Directions:
In your copy, include every line of the listing below exactly but none of the pictures.

Excerpts from a figure dataset:

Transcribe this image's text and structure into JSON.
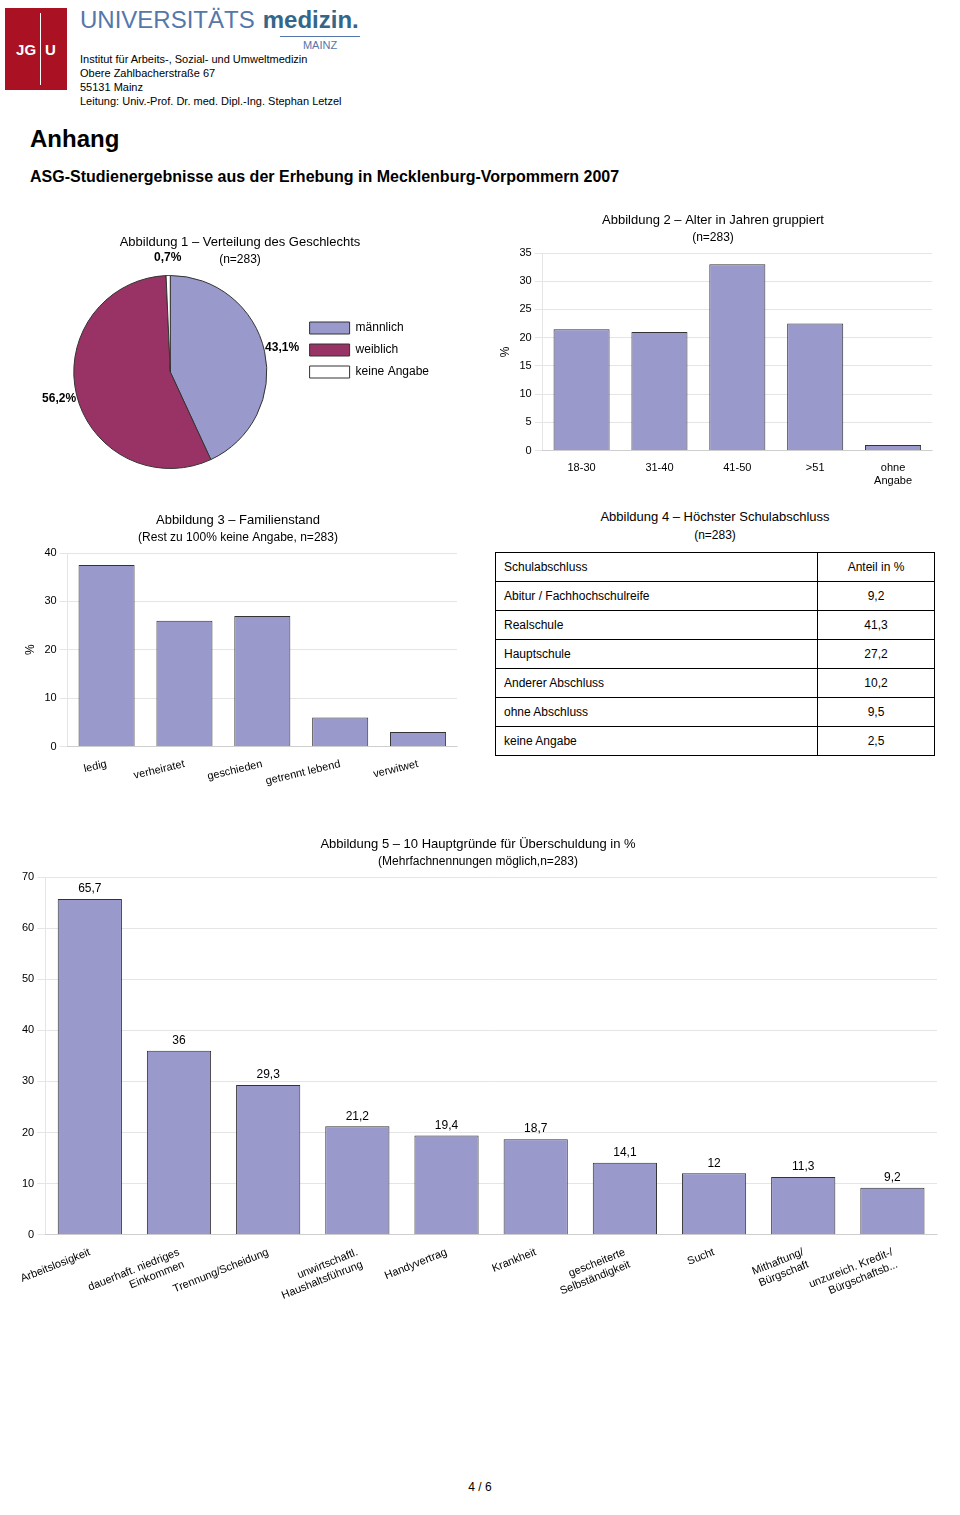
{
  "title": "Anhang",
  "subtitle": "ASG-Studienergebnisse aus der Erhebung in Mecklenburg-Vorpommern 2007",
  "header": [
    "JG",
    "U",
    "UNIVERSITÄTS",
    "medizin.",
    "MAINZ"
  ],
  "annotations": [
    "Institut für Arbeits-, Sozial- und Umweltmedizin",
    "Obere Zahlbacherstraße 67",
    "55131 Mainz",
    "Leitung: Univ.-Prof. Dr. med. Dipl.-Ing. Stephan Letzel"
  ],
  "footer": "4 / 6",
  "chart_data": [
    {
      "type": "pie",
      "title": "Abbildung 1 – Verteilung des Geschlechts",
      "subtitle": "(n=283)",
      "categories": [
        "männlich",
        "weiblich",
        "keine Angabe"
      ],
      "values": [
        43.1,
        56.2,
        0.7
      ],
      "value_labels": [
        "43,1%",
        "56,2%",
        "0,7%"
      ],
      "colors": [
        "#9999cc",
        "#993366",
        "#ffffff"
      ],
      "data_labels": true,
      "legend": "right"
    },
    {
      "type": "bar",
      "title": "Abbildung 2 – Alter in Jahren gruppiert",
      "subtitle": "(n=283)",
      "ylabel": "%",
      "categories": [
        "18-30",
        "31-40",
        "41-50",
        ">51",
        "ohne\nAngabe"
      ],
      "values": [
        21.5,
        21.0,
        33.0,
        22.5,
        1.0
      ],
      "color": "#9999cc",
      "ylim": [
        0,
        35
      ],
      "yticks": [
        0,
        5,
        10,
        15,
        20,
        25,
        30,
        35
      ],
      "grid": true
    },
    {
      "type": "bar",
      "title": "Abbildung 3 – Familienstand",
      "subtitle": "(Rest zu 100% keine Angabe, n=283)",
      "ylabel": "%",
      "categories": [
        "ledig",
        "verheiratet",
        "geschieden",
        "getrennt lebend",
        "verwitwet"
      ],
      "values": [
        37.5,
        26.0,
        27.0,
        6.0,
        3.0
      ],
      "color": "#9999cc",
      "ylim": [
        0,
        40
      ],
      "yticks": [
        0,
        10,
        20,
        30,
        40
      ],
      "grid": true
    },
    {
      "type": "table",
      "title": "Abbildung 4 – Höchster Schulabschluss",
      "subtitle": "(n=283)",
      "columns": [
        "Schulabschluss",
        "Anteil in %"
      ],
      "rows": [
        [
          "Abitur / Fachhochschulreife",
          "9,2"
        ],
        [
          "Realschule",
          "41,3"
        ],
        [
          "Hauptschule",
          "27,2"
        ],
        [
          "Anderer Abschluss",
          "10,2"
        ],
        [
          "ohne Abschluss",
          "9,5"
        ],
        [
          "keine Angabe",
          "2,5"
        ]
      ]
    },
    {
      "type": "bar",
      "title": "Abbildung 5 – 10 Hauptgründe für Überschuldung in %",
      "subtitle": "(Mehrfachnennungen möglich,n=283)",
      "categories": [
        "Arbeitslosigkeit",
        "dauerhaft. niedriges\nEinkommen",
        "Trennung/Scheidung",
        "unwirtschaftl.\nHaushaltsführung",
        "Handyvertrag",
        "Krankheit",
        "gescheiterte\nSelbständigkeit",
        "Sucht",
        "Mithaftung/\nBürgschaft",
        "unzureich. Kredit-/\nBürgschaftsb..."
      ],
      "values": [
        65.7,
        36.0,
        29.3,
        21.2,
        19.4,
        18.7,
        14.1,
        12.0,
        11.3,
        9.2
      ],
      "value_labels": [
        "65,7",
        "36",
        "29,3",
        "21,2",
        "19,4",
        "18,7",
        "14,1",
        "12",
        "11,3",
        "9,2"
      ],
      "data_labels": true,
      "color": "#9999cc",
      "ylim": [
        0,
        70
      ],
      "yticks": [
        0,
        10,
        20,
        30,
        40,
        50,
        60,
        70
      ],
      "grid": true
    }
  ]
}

Correct response:
Transcribe this image's text and structure into JSON.
{
  "title": "Anhang",
  "subtitle": "ASG-Studienergebnisse aus der Erhebung in Mecklenburg-Vorpommern 2007",
  "header": [
    "JG",
    "U",
    "UNIVERSITÄTS",
    "medizin.",
    "MAINZ"
  ],
  "annotations": [
    "Institut für Arbeits-, Sozial- und Umweltmedizin",
    "Obere Zahlbacherstraße 67",
    "55131 Mainz",
    "Leitung: Univ.-Prof. Dr. med. Dipl.-Ing. Stephan Letzel"
  ],
  "footer": "4 / 6",
  "chart_data": [
    {
      "type": "pie",
      "title": "Abbildung 1 – Verteilung des Geschlechts",
      "subtitle": "(n=283)",
      "categories": [
        "männlich",
        "weiblich",
        "keine Angabe"
      ],
      "values": [
        43.1,
        56.2,
        0.7
      ],
      "value_labels": [
        "43,1%",
        "56,2%",
        "0,7%"
      ],
      "colors": [
        "#9999cc",
        "#993366",
        "#ffffff"
      ],
      "data_labels": true,
      "legend": "right"
    },
    {
      "type": "bar",
      "title": "Abbildung 2 – Alter in Jahren gruppiert",
      "subtitle": "(n=283)",
      "ylabel": "%",
      "categories": [
        "18-30",
        "31-40",
        "41-50",
        ">51",
        "ohne\nAngabe"
      ],
      "values": [
        21.5,
        21.0,
        33.0,
        22.5,
        1.0
      ],
      "color": "#9999cc",
      "ylim": [
        0,
        35
      ],
      "yticks": [
        0,
        5,
        10,
        15,
        20,
        25,
        30,
        35
      ],
      "grid": true
    },
    {
      "type": "bar",
      "title": "Abbildung 3 – Familienstand",
      "subtitle": "(Rest zu 100% keine Angabe, n=283)",
      "ylabel": "%",
      "categories": [
        "ledig",
        "verheiratet",
        "geschieden",
        "getrennt lebend",
        "verwitwet"
      ],
      "values": [
        37.5,
        26.0,
        27.0,
        6.0,
        3.0
      ],
      "color": "#9999cc",
      "ylim": [
        0,
        40
      ],
      "yticks": [
        0,
        10,
        20,
        30,
        40
      ],
      "grid": true
    },
    {
      "type": "table",
      "title": "Abbildung 4 – Höchster Schulabschluss",
      "subtitle": "(n=283)",
      "columns": [
        "Schulabschluss",
        "Anteil in %"
      ],
      "rows": [
        [
          "Abitur / Fachhochschulreife",
          "9,2"
        ],
        [
          "Realschule",
          "41,3"
        ],
        [
          "Hauptschule",
          "27,2"
        ],
        [
          "Anderer Abschluss",
          "10,2"
        ],
        [
          "ohne Abschluss",
          "9,5"
        ],
        [
          "keine Angabe",
          "2,5"
        ]
      ]
    },
    {
      "type": "bar",
      "title": "Abbildung 5 – 10 Hauptgründe für Überschuldung in %",
      "subtitle": "(Mehrfachnennungen möglich,n=283)",
      "categories": [
        "Arbeitslosigkeit",
        "dauerhaft. niedriges\nEinkommen",
        "Trennung/Scheidung",
        "unwirtschaftl.\nHaushaltsführung",
        "Handyvertrag",
        "Krankheit",
        "gescheiterte\nSelbständigkeit",
        "Sucht",
        "Mithaftung/\nBürgschaft",
        "unzureich. Kredit-/\nBürgschaftsb..."
      ],
      "values": [
        65.7,
        36.0,
        29.3,
        21.2,
        19.4,
        18.7,
        14.1,
        12.0,
        11.3,
        9.2
      ],
      "value_labels": [
        "65,7",
        "36",
        "29,3",
        "21,2",
        "19,4",
        "18,7",
        "14,1",
        "12",
        "11,3",
        "9,2"
      ],
      "data_labels": true,
      "color": "#9999cc",
      "ylim": [
        0,
        70
      ],
      "yticks": [
        0,
        10,
        20,
        30,
        40,
        50,
        60,
        70
      ],
      "grid": true
    }
  ]
}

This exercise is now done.